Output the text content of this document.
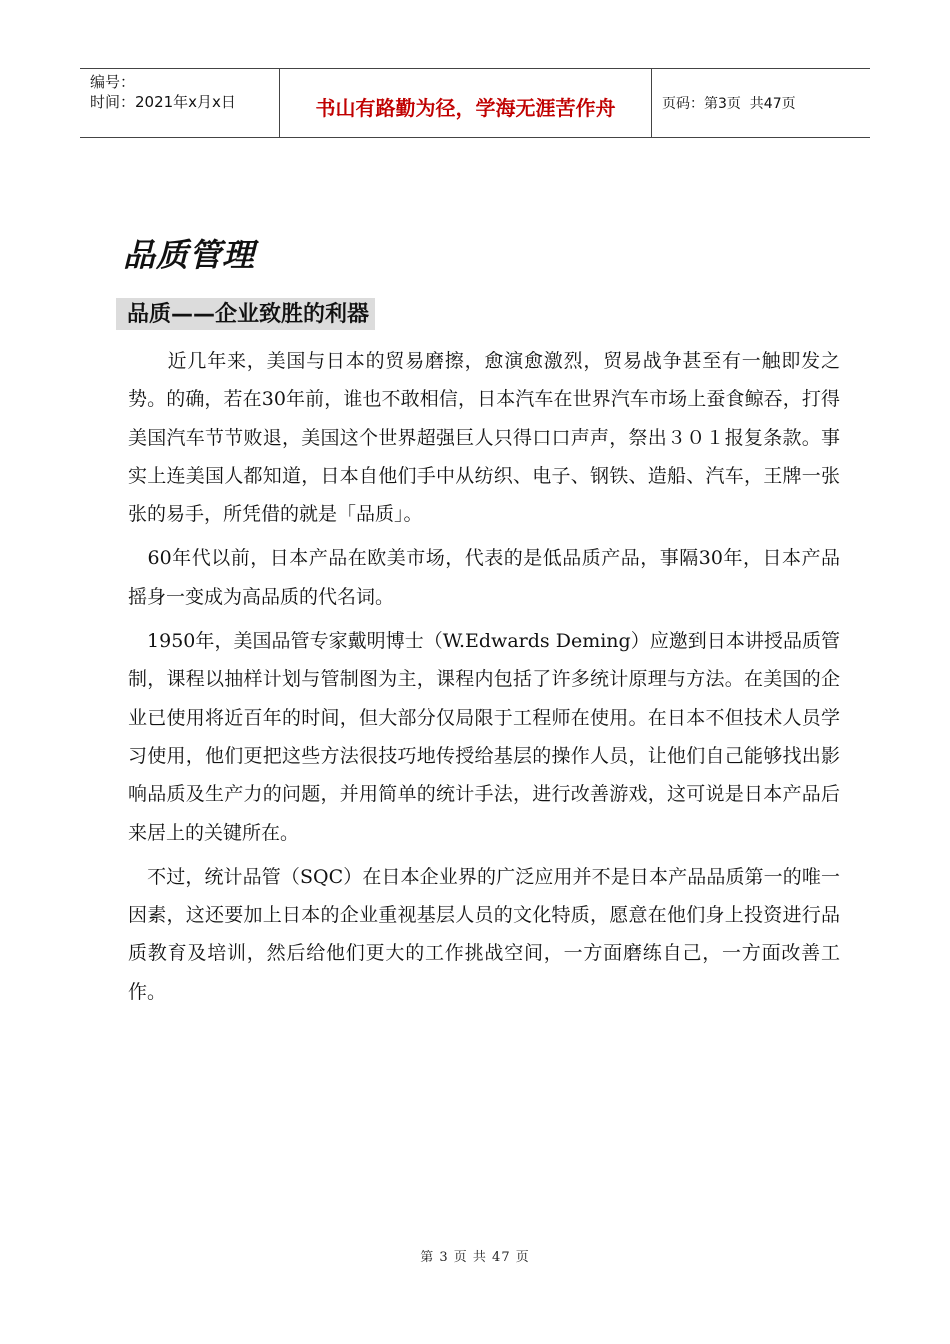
编号：
时间：2021年x月x日	书山有路勤为径，学海无涯苦作舟	页码：第3页  共47页
品质管理
品质——企业致胜的利器

　　近几年来，美国与日本的贸易磨擦，愈演愈激烈，贸易战争甚至有一触即发之势。的确，若在30年前，谁也不敢相信，日本汽车在世界汽车市场上蚕食鲸吞，打得美国汽车节节败退，美国这个世界超强巨人只得口口声声，祭出３０１报复条款。事实上连美国人都知道，日本自他们手中从纺织、电子、钢铁、造船、汽车，王牌一张张的易手，所凭借的就是「品质」。

　60年代以前，日本产品在欧美市场，代表的是低品质产品，事隔30年，日本产品摇身一变成为高品质的代名词。

　1950年，美国品管专家戴明博士（W.Edwards Deming）应邀到日本讲授品质管制，课程以抽样计划与管制图为主，课程内包括了许多统计原理与方法。在美国的企业已使用将近百年的时间，但大部分仅局限于工程师在使用。在日本不但技术人员学习使用，他们更把这些方法很技巧地传授给基层的操作人员，让他们自己能够找出影响品质及生产力的问题，并用简单的统计手法，进行改善游戏，这可说是日本产品后来居上的关键所在。

　不过，统计品管（SQC）在日本企业界的广泛应用并不是日本产品品质第一的唯一因素，这还要加上日本的企业重视基层人员的文化特质，愿意在他们身上投资进行品质教育及培训，然后给他们更大的工作挑战空间，一方面磨练自己，一方面改善工作。

第 3 页 共 47 页
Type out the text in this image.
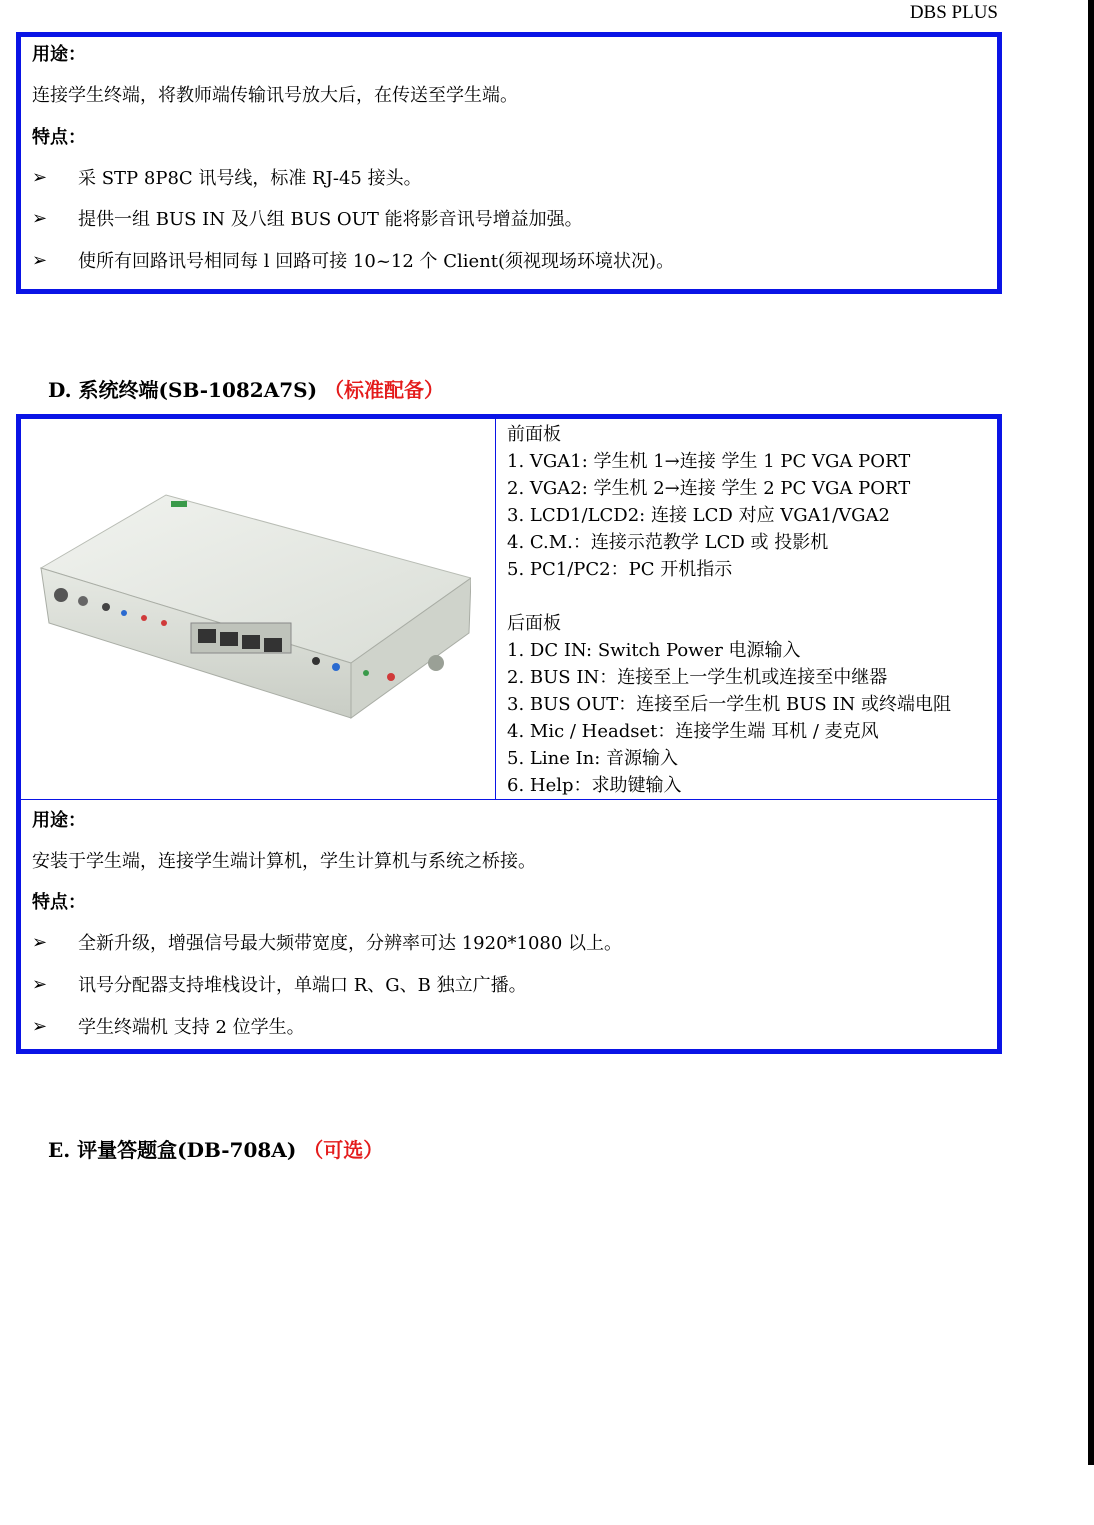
DBS PLUS
用途：
连接学生终端，将教师端传输讯号放大后，在传送至学生端。
特点：
➢	采 STP 8P8C 讯号线，标准 RJ-45 接头。
➢	提供一组 BUS IN 及八组 BUS OUT 能将影音讯号增益加强。
➢	使所有回路讯号相同每 l 回路可接 10~12 个 Client(须视现场环境状况)。
D. 系统终端(SB-1082A7S) （标准配备）
前面板
1. VGA1: 学生机 1→连接 学生 1 PC VGA PORT
2. VGA2: 学生机 2→连接 学生 2 PC VGA PORT
3. LCD1/LCD2: 连接 LCD 对应 VGA1/VGA2
4. C.M.：连接示范教学 LCD 或 投影机
5. PC1/PC2：PC 开机指示
后面板
1. DC IN: Switch Power 电源输入
2. BUS IN：连接至上一学生机或连接至中继器
3. BUS OUT：连接至后一学生机 BUS IN 或终端电阻
4. Mic / Headset：连接学生端 耳机 / 麦克风
5. Line In: 音源输入
6. Help：求助键输入
用途：
安装于学生端，连接学生端计算机，学生计算机与系统之桥接。
特点：
➢	全新升级，增强信号最大频带宽度，分辨率可达 1920*1080 以上。
➢	讯号分配器支持堆栈设计，单端口 R、G、B 独立广播。
➢	学生终端机 支持 2 位学生。
E. 评量答题盒(DB-708A) （可选）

▸ WORK TO DO: Starting at the line with "Type out the text in this image.", output each line through the final one of the listing above, and nothing else. Pictures are to be left out.

▸ WRITTEN RESPONSE:
Type out the text in this image.
DBS PLUS
用途：
连接学生终端，将教师端传输讯号放大后，在传送至学生端。
特点：
➢	采 STP 8P8C 讯号线，标准 RJ-45 接头。
➢	提供一组 BUS IN 及八组 BUS OUT 能将影音讯号增益加强。
➢	使所有回路讯号相同每 l 回路可接 10~12 个 Client(须视现场环境状况)。
D. 系统终端(SB-1082A7S) （标准配备）
前面板
1. VGA1: 学生机 1→连接 学生 1 PC VGA PORT
2. VGA2: 学生机 2→连接 学生 2 PC VGA PORT
3. LCD1/LCD2: 连接 LCD 对应 VGA1/VGA2
4. C.M.：连接示范教学 LCD 或 投影机
5. PC1/PC2：PC 开机指示
后面板
1. DC IN: Switch Power 电源输入
2. BUS IN：连接至上一学生机或连接至中继器
3. BUS OUT：连接至后一学生机 BUS IN 或终端电阻
4. Mic / Headset：连接学生端 耳机 / 麦克风
5. Line In: 音源输入
6. Help：求助键输入
用途：
安装于学生端，连接学生端计算机，学生计算机与系统之桥接。
特点：
➢	全新升级，增强信号最大频带宽度，分辨率可达 1920*1080 以上。
➢	讯号分配器支持堆栈设计，单端口 R、G、B 独立广播。
➢	学生终端机 支持 2 位学生。
E. 评量答题盒(DB-708A) （可选）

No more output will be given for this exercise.